Count every line that holds the string "text", then give that number alone.

Dataset items:
• • •
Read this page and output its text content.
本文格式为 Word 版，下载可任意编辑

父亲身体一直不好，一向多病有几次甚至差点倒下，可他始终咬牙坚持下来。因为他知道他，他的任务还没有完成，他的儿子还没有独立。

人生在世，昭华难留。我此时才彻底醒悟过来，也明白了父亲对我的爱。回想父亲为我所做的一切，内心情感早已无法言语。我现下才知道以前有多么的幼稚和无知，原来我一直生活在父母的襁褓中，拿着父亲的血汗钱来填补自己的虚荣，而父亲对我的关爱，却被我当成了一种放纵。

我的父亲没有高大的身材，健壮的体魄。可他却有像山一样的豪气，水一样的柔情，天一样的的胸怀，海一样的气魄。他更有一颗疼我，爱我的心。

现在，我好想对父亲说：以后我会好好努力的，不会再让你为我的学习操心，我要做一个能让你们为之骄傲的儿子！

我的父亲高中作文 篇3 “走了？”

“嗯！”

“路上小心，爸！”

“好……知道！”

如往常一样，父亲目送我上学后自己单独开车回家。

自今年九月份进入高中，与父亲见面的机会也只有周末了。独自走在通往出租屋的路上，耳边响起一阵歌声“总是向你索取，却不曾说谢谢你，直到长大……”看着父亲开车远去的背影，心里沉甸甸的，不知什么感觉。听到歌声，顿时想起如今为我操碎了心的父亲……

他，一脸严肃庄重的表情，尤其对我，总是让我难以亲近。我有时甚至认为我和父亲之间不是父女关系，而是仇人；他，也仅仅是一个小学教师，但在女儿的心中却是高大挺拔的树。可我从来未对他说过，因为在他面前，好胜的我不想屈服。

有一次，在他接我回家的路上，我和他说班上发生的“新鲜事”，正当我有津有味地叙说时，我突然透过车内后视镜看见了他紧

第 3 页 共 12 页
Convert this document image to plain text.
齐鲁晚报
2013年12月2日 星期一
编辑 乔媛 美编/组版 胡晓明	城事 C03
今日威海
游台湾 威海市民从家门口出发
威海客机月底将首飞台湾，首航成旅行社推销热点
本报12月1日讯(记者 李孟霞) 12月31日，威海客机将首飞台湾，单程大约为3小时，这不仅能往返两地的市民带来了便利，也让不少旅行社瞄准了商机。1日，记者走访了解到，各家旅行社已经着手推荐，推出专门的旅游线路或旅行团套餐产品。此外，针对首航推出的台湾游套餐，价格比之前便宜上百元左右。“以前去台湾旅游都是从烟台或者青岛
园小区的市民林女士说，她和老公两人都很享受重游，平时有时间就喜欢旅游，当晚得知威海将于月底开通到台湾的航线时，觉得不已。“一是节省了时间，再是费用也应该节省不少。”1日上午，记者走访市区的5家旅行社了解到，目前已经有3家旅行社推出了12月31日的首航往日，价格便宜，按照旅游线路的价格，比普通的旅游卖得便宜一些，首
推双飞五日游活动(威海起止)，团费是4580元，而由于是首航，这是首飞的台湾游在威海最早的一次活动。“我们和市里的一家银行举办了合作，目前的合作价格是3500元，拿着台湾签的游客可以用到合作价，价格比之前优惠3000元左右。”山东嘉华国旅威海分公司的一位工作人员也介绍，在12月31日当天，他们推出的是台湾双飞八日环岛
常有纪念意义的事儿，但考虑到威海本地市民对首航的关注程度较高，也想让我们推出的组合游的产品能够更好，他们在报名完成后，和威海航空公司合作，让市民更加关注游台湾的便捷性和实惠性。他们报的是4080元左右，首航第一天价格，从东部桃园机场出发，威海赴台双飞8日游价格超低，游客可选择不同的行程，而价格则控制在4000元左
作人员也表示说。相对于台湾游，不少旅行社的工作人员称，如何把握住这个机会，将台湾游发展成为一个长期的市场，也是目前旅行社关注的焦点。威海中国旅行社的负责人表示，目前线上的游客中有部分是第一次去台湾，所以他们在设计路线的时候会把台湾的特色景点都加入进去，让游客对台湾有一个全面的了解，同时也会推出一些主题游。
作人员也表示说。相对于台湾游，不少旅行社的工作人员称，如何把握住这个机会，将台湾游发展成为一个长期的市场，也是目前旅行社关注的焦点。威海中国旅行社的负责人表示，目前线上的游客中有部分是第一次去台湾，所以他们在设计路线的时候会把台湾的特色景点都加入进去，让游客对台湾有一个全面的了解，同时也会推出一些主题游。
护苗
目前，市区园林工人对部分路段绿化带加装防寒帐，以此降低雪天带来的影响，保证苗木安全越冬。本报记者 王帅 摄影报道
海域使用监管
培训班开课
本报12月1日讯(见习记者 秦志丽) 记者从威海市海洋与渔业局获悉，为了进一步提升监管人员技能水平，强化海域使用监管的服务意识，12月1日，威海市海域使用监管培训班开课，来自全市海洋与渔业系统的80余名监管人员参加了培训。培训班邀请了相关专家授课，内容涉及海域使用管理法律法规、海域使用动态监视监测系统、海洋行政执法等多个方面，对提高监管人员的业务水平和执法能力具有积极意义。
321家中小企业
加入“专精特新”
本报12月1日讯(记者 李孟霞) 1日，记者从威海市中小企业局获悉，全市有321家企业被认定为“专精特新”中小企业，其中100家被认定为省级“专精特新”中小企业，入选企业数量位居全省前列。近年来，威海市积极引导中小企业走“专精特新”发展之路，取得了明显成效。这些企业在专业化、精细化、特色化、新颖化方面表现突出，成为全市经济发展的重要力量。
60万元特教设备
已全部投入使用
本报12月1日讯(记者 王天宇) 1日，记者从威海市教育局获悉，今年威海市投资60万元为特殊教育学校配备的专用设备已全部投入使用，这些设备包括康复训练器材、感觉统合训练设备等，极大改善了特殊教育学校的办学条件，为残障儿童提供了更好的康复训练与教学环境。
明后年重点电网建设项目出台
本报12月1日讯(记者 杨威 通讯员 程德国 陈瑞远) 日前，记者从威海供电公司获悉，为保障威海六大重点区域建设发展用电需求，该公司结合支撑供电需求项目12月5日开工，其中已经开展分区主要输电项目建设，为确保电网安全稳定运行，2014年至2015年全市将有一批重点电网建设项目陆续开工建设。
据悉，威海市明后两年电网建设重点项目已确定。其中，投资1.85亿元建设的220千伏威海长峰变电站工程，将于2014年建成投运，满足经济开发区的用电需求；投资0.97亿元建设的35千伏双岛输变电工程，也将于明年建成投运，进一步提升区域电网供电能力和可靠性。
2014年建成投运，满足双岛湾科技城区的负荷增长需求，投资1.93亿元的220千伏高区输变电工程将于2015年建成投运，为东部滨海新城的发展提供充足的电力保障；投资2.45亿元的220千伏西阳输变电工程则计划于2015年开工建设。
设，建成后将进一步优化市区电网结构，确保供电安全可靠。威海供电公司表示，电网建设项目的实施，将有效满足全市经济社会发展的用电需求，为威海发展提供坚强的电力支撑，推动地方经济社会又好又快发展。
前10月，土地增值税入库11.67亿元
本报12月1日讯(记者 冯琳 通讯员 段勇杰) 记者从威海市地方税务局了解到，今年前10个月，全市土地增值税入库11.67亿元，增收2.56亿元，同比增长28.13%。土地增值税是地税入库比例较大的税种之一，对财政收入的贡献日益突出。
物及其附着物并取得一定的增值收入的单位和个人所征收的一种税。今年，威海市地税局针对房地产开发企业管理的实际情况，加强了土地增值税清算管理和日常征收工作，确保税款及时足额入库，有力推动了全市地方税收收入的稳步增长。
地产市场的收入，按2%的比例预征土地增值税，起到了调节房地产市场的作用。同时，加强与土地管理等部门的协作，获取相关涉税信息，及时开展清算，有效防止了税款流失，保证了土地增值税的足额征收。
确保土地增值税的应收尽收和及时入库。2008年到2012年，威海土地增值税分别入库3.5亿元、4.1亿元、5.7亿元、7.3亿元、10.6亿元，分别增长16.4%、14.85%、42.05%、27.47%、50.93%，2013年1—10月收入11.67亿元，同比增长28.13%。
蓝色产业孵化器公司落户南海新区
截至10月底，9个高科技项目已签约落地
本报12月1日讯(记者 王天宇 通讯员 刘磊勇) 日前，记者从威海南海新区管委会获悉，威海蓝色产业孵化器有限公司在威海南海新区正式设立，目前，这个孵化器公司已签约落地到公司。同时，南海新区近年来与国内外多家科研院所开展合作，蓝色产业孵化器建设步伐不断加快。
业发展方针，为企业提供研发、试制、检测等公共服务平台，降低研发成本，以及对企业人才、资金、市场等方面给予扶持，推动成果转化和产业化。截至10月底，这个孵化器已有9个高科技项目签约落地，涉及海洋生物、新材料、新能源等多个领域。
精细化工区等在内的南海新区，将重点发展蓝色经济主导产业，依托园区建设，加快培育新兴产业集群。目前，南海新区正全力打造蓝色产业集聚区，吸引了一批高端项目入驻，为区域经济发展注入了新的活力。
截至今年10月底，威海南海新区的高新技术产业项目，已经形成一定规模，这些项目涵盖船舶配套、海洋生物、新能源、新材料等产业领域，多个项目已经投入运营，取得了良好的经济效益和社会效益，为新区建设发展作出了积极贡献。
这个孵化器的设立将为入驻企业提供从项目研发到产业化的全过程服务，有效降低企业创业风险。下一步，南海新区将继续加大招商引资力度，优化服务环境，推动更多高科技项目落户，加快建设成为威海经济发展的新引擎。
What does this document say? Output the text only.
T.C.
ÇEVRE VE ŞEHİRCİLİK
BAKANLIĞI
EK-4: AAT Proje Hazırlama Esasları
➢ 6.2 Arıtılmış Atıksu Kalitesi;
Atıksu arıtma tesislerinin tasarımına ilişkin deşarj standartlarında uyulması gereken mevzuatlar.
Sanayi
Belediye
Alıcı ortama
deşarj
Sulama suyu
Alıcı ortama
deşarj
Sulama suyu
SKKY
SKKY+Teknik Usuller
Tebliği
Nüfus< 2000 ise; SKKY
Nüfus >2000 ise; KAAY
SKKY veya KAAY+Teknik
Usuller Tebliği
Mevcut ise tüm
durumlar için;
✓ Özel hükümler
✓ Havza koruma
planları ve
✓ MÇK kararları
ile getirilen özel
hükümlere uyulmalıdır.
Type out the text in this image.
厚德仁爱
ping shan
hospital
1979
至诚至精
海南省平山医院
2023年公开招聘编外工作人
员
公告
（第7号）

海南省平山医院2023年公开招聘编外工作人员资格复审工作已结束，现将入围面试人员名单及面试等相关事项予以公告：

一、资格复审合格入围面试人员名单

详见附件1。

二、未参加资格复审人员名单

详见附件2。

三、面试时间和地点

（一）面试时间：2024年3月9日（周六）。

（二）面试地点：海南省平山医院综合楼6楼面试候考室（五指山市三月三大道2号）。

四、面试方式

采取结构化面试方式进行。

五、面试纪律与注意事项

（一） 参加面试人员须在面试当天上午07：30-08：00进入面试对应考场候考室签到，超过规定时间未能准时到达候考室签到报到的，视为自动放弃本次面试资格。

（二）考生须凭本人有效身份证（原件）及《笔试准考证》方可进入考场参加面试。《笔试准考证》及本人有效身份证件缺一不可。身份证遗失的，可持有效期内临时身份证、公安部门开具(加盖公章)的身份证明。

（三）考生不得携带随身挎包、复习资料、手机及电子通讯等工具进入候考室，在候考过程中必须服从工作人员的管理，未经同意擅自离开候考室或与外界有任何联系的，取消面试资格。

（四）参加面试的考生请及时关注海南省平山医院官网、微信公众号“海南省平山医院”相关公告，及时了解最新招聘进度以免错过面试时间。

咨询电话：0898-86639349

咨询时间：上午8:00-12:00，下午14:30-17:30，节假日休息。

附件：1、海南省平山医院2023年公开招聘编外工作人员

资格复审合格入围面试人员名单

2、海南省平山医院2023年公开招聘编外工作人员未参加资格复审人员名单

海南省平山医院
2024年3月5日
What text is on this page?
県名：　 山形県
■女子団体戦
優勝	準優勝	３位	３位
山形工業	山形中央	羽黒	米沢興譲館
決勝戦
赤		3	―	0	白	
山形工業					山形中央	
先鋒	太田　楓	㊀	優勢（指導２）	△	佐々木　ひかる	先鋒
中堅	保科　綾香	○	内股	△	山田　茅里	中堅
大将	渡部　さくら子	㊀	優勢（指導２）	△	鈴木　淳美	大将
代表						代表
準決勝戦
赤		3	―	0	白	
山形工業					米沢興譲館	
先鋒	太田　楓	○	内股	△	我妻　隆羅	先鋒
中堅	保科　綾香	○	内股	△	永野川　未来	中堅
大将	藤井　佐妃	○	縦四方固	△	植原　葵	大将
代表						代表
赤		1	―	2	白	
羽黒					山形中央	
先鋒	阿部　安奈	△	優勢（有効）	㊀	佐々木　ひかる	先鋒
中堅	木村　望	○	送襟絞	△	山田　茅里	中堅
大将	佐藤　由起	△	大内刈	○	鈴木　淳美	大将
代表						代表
• • •
## Result:
5